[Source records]
[Start of section]
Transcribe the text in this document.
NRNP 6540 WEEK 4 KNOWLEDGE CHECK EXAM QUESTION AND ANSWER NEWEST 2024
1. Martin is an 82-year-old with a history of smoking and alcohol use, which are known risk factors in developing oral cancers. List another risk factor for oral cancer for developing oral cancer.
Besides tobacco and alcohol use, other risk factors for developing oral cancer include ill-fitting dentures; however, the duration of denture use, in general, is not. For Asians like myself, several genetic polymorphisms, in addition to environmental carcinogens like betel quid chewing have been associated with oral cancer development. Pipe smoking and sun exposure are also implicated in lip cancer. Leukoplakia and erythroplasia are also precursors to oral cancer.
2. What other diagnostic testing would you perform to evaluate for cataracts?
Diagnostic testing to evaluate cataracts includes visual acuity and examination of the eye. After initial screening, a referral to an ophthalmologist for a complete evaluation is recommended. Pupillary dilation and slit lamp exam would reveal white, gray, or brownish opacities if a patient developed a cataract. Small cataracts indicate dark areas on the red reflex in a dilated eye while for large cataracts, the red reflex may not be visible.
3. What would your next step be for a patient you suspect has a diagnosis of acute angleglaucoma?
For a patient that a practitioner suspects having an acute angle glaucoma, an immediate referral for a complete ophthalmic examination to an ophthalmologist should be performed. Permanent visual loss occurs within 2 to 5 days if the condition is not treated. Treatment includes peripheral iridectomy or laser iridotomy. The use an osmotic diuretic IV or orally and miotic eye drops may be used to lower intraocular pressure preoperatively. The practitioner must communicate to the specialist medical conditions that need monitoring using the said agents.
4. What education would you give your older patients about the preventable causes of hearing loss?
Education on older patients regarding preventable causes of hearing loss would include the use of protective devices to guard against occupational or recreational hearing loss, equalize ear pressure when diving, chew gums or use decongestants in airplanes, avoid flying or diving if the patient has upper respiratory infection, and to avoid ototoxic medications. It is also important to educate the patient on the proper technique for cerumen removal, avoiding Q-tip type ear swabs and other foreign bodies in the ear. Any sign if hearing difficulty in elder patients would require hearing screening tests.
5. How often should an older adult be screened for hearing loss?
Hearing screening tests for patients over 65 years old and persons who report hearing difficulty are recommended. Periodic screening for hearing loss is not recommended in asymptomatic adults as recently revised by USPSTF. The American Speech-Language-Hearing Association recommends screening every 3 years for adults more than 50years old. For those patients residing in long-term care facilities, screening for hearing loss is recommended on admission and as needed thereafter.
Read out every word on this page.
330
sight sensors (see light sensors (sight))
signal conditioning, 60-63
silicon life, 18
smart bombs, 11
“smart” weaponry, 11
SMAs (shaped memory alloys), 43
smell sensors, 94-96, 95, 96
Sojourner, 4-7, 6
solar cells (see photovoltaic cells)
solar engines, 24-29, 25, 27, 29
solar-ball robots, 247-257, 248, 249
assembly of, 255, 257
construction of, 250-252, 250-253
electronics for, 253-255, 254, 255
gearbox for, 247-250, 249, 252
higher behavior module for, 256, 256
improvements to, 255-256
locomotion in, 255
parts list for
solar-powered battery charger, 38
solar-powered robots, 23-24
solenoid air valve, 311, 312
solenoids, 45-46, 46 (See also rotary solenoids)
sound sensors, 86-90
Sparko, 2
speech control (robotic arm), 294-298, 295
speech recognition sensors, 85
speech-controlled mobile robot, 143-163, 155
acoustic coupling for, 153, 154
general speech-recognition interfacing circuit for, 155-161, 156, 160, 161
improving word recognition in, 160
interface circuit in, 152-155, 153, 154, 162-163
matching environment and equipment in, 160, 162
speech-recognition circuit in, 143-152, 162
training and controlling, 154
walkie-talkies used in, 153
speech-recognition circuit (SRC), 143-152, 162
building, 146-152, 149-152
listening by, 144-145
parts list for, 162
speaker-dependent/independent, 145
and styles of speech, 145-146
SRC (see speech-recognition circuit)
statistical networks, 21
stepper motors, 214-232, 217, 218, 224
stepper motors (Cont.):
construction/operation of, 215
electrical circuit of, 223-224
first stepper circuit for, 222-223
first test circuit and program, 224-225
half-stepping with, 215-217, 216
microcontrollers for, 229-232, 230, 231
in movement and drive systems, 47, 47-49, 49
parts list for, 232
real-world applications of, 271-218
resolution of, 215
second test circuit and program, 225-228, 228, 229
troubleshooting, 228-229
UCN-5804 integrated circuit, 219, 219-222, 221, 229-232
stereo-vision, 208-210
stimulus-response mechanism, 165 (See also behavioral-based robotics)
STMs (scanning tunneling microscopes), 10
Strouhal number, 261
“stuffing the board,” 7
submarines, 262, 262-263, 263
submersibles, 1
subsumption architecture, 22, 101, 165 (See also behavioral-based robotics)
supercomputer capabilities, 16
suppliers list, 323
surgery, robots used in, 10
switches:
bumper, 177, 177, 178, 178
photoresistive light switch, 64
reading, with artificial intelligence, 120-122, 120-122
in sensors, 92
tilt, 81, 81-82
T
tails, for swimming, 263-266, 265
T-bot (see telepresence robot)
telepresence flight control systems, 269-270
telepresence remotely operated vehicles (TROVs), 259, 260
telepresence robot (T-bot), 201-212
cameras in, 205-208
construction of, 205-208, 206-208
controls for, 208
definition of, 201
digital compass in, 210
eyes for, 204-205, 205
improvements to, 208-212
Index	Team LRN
[End of section]
Exactly reproduce every line found in the records.

Transcribe the text in this document.
NRNP 6540 WEEK 4 KNOWLEDGE CHECK EXAM QUESTION AND ANSWER NEWEST 2024
1. Martin is an 82-year-old with a history of smoking and alcohol use, which are known risk factors in developing oral cancers. List another risk factor for oral cancer for developing oral cancer.
Besides tobacco and alcohol use, other risk factors for developing oral cancer include ill-fitting dentures; however, the duration of denture use, in general, is not. For Asians like myself, several genetic polymorphisms, in addition to environmental carcinogens like betel quid chewing have been associated with oral cancer development. Pipe smoking and sun exposure are also implicated in lip cancer. Leukoplakia and erythroplasia are also precursors to oral cancer.
2. What other diagnostic testing would you perform to evaluate for cataracts?
Diagnostic testing to evaluate cataracts includes visual acuity and examination of the eye. After initial screening, a referral to an ophthalmologist for a complete evaluation is recommended. Pupillary dilation and slit lamp exam would reveal white, gray, or brownish opacities if a patient developed a cataract. Small cataracts indicate dark areas on the red reflex in a dilated eye while for large cataracts, the red reflex may not be visible.
3. What would your next step be for a patient you suspect has a diagnosis of acute angleglaucoma?
For a patient that a practitioner suspects having an acute angle glaucoma, an immediate referral for a complete ophthalmic examination to an ophthalmologist should be performed. Permanent visual loss occurs within 2 to 5 days if the condition is not treated. Treatment includes peripheral iridectomy or laser iridotomy. The use an osmotic diuretic IV or orally and miotic eye drops may be used to lower intraocular pressure preoperatively. The practitioner must communicate to the specialist medical conditions that need monitoring using the said agents.
4. What education would you give your older patients about the preventable causes of hearing loss?
Education on older patients regarding preventable causes of hearing loss would include the use of protective devices to guard against occupational or recreational hearing loss, equalize ear pressure when diving, chew gums or use decongestants in airplanes, avoid flying or diving if the patient has upper respiratory infection, and to avoid ototoxic medications. It is also important to educate the patient on the proper technique for cerumen removal, avoiding Q-tip type ear swabs and other foreign bodies in the ear. Any sign if hearing difficulty in elder patients would require hearing screening tests.
5. How often should an older adult be screened for hearing loss?
Hearing screening tests for patients over 65 years old and persons who report hearing difficulty are recommended. Periodic screening for hearing loss is not recommended in asymptomatic adults as recently revised by USPSTF. The American Speech-Language-Hearing Association recommends screening every 3 years for adults more than 50years old. For those patients residing in long-term care facilities, screening for hearing loss is recommended on admission and as needed thereafter.
Read out every word on this page.
330
sight sensors (see light sensors (sight))
signal conditioning, 60-63
silicon life, 18
smart bombs, 11
“smart” weaponry, 11
SMAs (shaped memory alloys), 43
smell sensors, 94-96, 95, 96
Sojourner, 4-7, 6
solar cells (see photovoltaic cells)
solar engines, 24-29, 25, 27, 29
solar-ball robots, 247-257, 248, 249
assembly of, 255, 257
construction of, 250-252, 250-253
electronics for, 253-255, 254, 255
gearbox for, 247-250, 249, 252
higher behavior module for, 256, 256
improvements to, 255-256
locomotion in, 255
parts list for
solar-powered battery charger, 38
solar-powered robots, 23-24
solenoid air valve, 311, 312
solenoids, 45-46, 46 (See also rotary solenoids)
sound sensors, 86-90
Sparko, 2
speech control (robotic arm), 294-298, 295
speech recognition sensors, 85
speech-controlled mobile robot, 143-163, 155
acoustic coupling for, 153, 154
general speech-recognition interfacing circuit for, 155-161, 156, 160, 161
improving word recognition in, 160
interface circuit in, 152-155, 153, 154, 162-163
matching environment and equipment in, 160, 162
speech-recognition circuit in, 143-152, 162
training and controlling, 154
walkie-talkies used in, 153
speech-recognition circuit (SRC), 143-152, 162
building, 146-152, 149-152
listening by, 144-145
parts list for, 162
speaker-dependent/independent, 145
and styles of speech, 145-146
SRC (see speech-recognition circuit)
statistical networks, 21
stepper motors, 214-232, 217, 218, 224
stepper motors (Cont.):
construction/operation of, 215
electrical circuit of, 223-224
first stepper circuit for, 222-223
first test circuit and program, 224-225
half-stepping with, 215-217, 216
microcontrollers for, 229-232, 230, 231
in movement and drive systems, 47, 47-49, 49
parts list for, 232
real-world applications of, 271-218
resolution of, 215
second test circuit and program, 225-228, 228, 229
troubleshooting, 228-229
UCN-5804 integrated circuit, 219, 219-222, 221, 229-232
stereo-vision, 208-210
stimulus-response mechanism, 165 (See also behavioral-based robotics)
STMs (scanning tunneling microscopes), 10
Strouhal number, 261
“stuffing the board,” 7
submarines, 262, 262-263, 263
submersibles, 1
subsumption architecture, 22, 101, 165 (See also behavioral-based robotics)
supercomputer capabilities, 16
suppliers list, 323
surgery, robots used in, 10
switches:
bumper, 177, 177, 178, 178
photoresistive light switch, 64
reading, with artificial intelligence, 120-122, 120-122
in sensors, 92
tilt, 81, 81-82
T
tails, for swimming, 263-266, 265
T-bot (see telepresence robot)
telepresence flight control systems, 269-270
telepresence remotely operated vehicles (TROVs), 259, 260
telepresence robot (T-bot), 201-212
cameras in, 205-208
construction of, 205-208, 206-208
controls for, 208
definition of, 201
digital compass in, 210
eyes for, 204-205, 205
improvements to, 208-212
Index	Team LRN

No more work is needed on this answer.